**Exercise prompt:** Read through the records below and copy each line that uses the word "LEKTION".

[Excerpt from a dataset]
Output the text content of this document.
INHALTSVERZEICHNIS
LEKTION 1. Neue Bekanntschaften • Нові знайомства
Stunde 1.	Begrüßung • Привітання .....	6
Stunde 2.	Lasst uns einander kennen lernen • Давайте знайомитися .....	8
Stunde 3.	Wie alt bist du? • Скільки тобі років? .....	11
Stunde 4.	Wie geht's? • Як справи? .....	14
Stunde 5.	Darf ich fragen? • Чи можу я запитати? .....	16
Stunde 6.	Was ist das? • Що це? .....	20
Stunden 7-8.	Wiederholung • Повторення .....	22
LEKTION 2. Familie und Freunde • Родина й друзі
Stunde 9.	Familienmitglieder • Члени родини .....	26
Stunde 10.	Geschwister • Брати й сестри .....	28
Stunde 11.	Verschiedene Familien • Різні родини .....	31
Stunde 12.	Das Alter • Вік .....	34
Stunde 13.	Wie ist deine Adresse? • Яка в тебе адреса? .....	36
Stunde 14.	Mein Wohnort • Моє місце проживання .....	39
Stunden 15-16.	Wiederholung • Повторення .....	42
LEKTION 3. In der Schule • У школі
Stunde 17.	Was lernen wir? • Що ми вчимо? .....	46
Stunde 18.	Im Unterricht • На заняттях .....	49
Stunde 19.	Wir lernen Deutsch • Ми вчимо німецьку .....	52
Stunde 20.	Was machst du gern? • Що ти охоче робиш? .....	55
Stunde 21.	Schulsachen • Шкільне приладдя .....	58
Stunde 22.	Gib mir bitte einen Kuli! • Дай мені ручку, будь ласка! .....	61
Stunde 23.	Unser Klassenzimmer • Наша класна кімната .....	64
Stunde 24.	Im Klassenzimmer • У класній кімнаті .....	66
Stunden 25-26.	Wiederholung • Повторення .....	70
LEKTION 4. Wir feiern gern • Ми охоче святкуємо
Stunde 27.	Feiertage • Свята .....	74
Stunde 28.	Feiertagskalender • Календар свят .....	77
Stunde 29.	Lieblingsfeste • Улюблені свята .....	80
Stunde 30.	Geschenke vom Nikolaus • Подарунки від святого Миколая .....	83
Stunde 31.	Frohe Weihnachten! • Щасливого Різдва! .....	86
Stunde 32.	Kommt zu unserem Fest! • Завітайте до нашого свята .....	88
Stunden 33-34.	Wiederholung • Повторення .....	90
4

**Reply:**
LEKTION 1. Neue Bekanntschaften • Нові знайомства
LEKTION 2. Familie und Freunde • Родина й друзі
LEKTION 3. In der Schule • У школі
LEKTION 4. Wir feiern gern • Ми охоче святкуємо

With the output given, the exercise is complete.